> [Directions for this task]: Copy out every entry below word for word, leaving out the pictures.

> [Data shown]:
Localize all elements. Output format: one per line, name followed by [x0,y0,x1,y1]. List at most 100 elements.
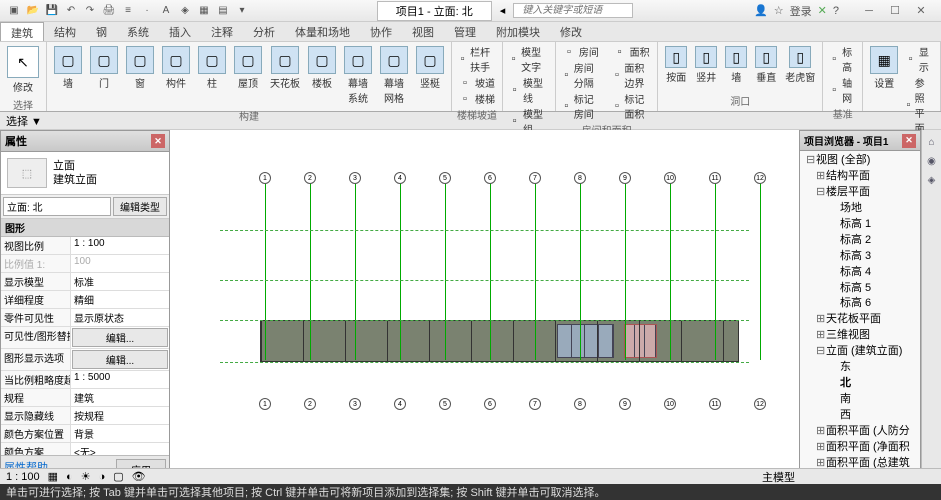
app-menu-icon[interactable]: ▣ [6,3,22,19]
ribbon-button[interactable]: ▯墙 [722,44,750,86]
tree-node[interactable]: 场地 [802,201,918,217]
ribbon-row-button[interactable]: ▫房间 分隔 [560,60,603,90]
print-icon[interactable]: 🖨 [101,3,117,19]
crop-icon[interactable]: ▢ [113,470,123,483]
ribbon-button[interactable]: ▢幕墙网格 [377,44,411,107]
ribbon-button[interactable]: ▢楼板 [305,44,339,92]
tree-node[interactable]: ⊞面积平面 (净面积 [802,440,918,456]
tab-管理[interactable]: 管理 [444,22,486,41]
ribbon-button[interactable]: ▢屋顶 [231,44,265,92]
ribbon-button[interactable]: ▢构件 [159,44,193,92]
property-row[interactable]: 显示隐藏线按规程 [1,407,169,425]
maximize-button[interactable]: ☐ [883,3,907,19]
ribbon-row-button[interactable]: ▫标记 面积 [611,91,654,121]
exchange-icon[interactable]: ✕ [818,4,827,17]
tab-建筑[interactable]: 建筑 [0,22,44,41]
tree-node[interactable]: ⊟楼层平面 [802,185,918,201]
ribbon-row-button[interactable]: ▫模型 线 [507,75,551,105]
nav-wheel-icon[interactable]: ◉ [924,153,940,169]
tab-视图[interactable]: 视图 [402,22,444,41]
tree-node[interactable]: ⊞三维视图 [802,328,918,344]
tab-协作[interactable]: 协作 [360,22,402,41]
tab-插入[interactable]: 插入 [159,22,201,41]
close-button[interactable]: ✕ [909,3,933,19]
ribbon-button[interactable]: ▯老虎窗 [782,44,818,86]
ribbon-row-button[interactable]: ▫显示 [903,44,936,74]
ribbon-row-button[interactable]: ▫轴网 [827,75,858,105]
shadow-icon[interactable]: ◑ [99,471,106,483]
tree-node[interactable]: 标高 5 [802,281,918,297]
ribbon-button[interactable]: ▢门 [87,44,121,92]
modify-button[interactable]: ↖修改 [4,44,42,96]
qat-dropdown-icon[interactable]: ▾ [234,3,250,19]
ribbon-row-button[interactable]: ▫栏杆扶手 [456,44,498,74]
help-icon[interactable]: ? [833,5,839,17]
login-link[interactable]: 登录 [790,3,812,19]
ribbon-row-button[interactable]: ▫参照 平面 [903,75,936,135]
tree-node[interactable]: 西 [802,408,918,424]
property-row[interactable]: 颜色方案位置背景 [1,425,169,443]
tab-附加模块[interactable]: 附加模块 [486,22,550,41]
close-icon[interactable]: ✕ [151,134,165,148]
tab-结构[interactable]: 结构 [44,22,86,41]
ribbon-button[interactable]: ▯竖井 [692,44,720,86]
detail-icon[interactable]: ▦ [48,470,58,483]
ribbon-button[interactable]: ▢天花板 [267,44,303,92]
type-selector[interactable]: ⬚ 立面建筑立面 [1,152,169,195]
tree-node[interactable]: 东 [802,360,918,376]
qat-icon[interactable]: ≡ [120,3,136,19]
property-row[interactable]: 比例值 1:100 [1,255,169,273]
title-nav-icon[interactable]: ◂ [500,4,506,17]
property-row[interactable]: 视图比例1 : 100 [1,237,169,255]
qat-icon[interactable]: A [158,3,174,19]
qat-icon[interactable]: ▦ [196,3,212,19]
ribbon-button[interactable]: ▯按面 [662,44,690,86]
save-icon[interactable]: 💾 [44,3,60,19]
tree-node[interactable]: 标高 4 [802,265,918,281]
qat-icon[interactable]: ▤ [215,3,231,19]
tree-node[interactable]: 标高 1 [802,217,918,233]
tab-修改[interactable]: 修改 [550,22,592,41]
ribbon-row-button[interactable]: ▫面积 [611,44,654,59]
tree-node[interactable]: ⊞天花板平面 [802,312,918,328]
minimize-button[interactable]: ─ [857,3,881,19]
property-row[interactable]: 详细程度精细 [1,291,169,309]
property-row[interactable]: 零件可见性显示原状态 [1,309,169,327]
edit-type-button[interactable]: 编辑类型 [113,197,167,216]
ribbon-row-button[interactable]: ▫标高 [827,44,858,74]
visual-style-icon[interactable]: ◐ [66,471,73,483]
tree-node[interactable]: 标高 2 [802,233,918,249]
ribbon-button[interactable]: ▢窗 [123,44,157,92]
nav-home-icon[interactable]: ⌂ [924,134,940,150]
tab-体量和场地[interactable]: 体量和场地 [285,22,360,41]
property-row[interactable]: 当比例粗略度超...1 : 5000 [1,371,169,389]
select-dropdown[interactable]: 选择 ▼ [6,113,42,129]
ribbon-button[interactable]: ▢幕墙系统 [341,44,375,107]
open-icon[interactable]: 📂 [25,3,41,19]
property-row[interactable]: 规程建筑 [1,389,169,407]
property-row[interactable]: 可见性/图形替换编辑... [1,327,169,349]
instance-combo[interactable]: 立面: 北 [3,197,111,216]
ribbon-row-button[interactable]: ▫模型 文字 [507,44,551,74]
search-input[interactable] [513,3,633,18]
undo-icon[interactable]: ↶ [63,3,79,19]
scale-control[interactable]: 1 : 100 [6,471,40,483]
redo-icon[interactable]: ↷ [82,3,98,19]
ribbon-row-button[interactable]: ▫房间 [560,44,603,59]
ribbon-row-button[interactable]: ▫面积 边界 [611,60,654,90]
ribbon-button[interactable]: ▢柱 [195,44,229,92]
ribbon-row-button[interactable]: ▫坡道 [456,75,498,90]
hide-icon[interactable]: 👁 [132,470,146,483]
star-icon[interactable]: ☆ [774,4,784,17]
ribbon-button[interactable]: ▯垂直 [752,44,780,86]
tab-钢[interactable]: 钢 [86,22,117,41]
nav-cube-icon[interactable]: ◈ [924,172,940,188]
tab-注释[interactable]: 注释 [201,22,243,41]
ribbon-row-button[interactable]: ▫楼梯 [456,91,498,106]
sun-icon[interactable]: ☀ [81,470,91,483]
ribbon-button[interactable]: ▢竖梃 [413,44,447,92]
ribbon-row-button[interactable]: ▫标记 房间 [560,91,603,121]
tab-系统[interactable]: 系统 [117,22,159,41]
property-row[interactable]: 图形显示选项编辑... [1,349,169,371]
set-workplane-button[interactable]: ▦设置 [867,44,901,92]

> [Exercise response]:
Localize all elements. Output format: one per line, name followed by [x0,y0,x1,y1]. List at most 100 elements.
app-menu-icon[interactable]: ▣ [6,3,22,19]
ribbon-button[interactable]: ▯墙 [722,44,750,86]
tree-node[interactable]: 场地 [802,201,918,217]
ribbon-row-button[interactable]: ▫房间 分隔 [560,60,603,90]
print-icon[interactable]: 🖨 [101,3,117,19]
crop-icon[interactable]: ▢ [113,470,123,483]
ribbon-button[interactable]: ▢幕墙网格 [377,44,411,107]
ribbon-button[interactable]: ▢楼板 [305,44,339,92]
tree-node[interactable]: ⊞面积平面 (净面积 [802,440,918,456]
tab-管理[interactable]: 管理 [444,22,486,41]
ribbon-button[interactable]: ▢屋顶 [231,44,265,92]
ribbon-button[interactable]: ▢构件 [159,44,193,92]
property-row[interactable]: 显示隐藏线按规程 [1,407,169,425]
maximize-button[interactable]: ☐ [883,3,907,19]
ribbon-row-button[interactable]: ▫标记 面积 [611,91,654,121]
exchange-icon[interactable]: ✕ [818,4,827,17]
tab-建筑[interactable]: 建筑 [0,22,44,41]
tree-node[interactable]: ⊟楼层平面 [802,185,918,201]
ribbon-row-button[interactable]: ▫模型 线 [507,75,551,105]
nav-wheel-icon[interactable]: ◉ [924,153,940,169]
tab-视图[interactable]: 视图 [402,22,444,41]
tree-node[interactable]: ⊞三维视图 [802,328,918,344]
tab-协作[interactable]: 协作 [360,22,402,41]
tab-插入[interactable]: 插入 [159,22,201,41]
close-button[interactable]: ✕ [909,3,933,19]
ribbon-button[interactable]: ▯老虎窗 [782,44,818,86]
ribbon-row-button[interactable]: ▫显示 [903,44,936,74]
ribbon-row-button[interactable]: ▫轴网 [827,75,858,105]
shadow-icon[interactable]: ◑ [99,471,106,483]
tree-node[interactable]: 标高 5 [802,281,918,297]
ribbon-button[interactable]: ▢门 [87,44,121,92]
modify-button[interactable]: ↖修改 [4,44,42,96]
qat-dropdown-icon[interactable]: ▾ [234,3,250,19]
ribbon-row-button[interactable]: ▫栏杆扶手 [456,44,498,74]
help-icon[interactable]: ? [833,5,839,17]
login-link[interactable]: 登录 [790,3,812,19]
ribbon-row-button[interactable]: ▫参照 平面 [903,75,936,135]
tree-node[interactable]: 西 [802,408,918,424]
property-row[interactable]: 颜色方案位置背景 [1,425,169,443]
tab-附加模块[interactable]: 附加模块 [486,22,550,41]
close-icon[interactable]: ✕ [151,134,165,148]
tab-结构[interactable]: 结构 [44,22,86,41]
ribbon-button[interactable]: ▯竖井 [692,44,720,86]
detail-icon[interactable]: ▦ [48,470,58,483]
ribbon-button[interactable]: ▢天花板 [267,44,303,92]
type-selector[interactable]: ⬚ 立面建筑立面 [1,152,169,195]
tree-node[interactable]: 东 [802,360,918,376]
qat-icon[interactable]: ≡ [120,3,136,19]
property-row[interactable]: 比例值 1:100 [1,255,169,273]
title-nav-icon[interactable]: ◂ [500,4,506,17]
property-row[interactable]: 视图比例1 : 100 [1,237,169,255]
qat-icon[interactable]: A [158,3,174,19]
qat-icon[interactable]: ▦ [196,3,212,19]
ribbon-button[interactable]: ▯按面 [662,44,690,86]
save-icon[interactable]: 💾 [44,3,60,19]
tree-node[interactable]: 标高 4 [802,265,918,281]
qat-icon[interactable]: ▤ [215,3,231,19]
tree-node[interactable]: 标高 1 [802,217,918,233]
tab-修改[interactable]: 修改 [550,22,592,41]
ribbon-row-button[interactable]: ▫面积 [611,44,654,59]
tree-node[interactable]: ⊞天花板平面 [802,312,918,328]
minimize-button[interactable]: ─ [857,3,881,19]
property-row[interactable]: 详细程度精细 [1,291,169,309]
property-row[interactable]: 零件可见性显示原状态 [1,309,169,327]
edit-type-button[interactable]: 编辑类型 [113,197,167,216]
ribbon-row-button[interactable]: ▫标高 [827,44,858,74]
visual-style-icon[interactable]: ◐ [66,471,73,483]
tree-node[interactable]: 标高 2 [802,233,918,249]
ribbon-button[interactable]: ▢窗 [123,44,157,92]
nav-home-icon[interactable]: ⌂ [924,134,940,150]
tab-体量和场地[interactable]: 体量和场地 [285,22,360,41]
property-row[interactable]: 当比例粗略度超...1 : 5000 [1,371,169,389]
select-dropdown[interactable]: 选择 ▼ [6,113,42,129]
ribbon-button[interactable]: ▢幕墙系统 [341,44,375,107]
open-icon[interactable]: 📂 [25,3,41,19]
property-row[interactable]: 规程建筑 [1,389,169,407]
property-row[interactable]: 可见性/图形替换编辑... [1,327,169,349]
instance-combo[interactable]: 立面: 北 [3,197,111,216]
ribbon-row-button[interactable]: ▫模型 文字 [507,44,551,74]
search-input[interactable] [513,3,633,18]
undo-icon[interactable]: ↶ [63,3,79,19]
scale-control[interactable]: 1 : 100 [6,471,40,483]
redo-icon[interactable]: ↷ [82,3,98,19]
ribbon-row-button[interactable]: ▫房间 [560,44,603,59]
ribbon-row-button[interactable]: ▫面积 边界 [611,60,654,90]
ribbon-button[interactable]: ▢柱 [195,44,229,92]
ribbon-row-button[interactable]: ▫坡道 [456,75,498,90]
hide-icon[interactable]: 👁 [132,470,146,483]
star-icon[interactable]: ☆ [774,4,784,17]
ribbon-button[interactable]: ▯垂直 [752,44,780,86]
tab-钢[interactable]: 钢 [86,22,117,41]
nav-cube-icon[interactable]: ◈ [924,172,940,188]
tab-注释[interactable]: 注释 [201,22,243,41]
ribbon-row-button[interactable]: ▫楼梯 [456,91,498,106]
sun-icon[interactable]: ☀ [81,470,91,483]
ribbon-button[interactable]: ▢竖梃 [413,44,447,92]
ribbon-row-button[interactable]: ▫标记 房间 [560,91,603,121]
tab-系统[interactable]: 系统 [117,22,159,41]
property-row[interactable]: 图形显示选项编辑... [1,349,169,371]
set-workplane-button[interactable]: ▦设置 [867,44,901,92]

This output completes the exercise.